• _Work to do_
Please count the lines in the data below that contain the string "axis" and give only the number.

## begin Extracted data

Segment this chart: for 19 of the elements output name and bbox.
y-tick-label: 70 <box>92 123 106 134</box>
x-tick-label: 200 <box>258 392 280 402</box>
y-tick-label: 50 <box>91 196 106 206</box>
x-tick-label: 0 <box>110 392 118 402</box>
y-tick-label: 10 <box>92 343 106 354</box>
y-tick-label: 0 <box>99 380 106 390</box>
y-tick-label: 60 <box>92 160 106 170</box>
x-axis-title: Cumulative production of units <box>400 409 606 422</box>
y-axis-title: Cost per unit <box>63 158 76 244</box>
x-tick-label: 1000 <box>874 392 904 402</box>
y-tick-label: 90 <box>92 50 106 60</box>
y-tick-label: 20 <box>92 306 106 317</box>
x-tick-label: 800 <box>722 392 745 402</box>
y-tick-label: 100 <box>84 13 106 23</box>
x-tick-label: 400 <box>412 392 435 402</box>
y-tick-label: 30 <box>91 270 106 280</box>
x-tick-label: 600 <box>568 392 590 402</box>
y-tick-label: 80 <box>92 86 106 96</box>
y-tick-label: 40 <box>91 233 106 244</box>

## end Extracted data

• _Response below_
2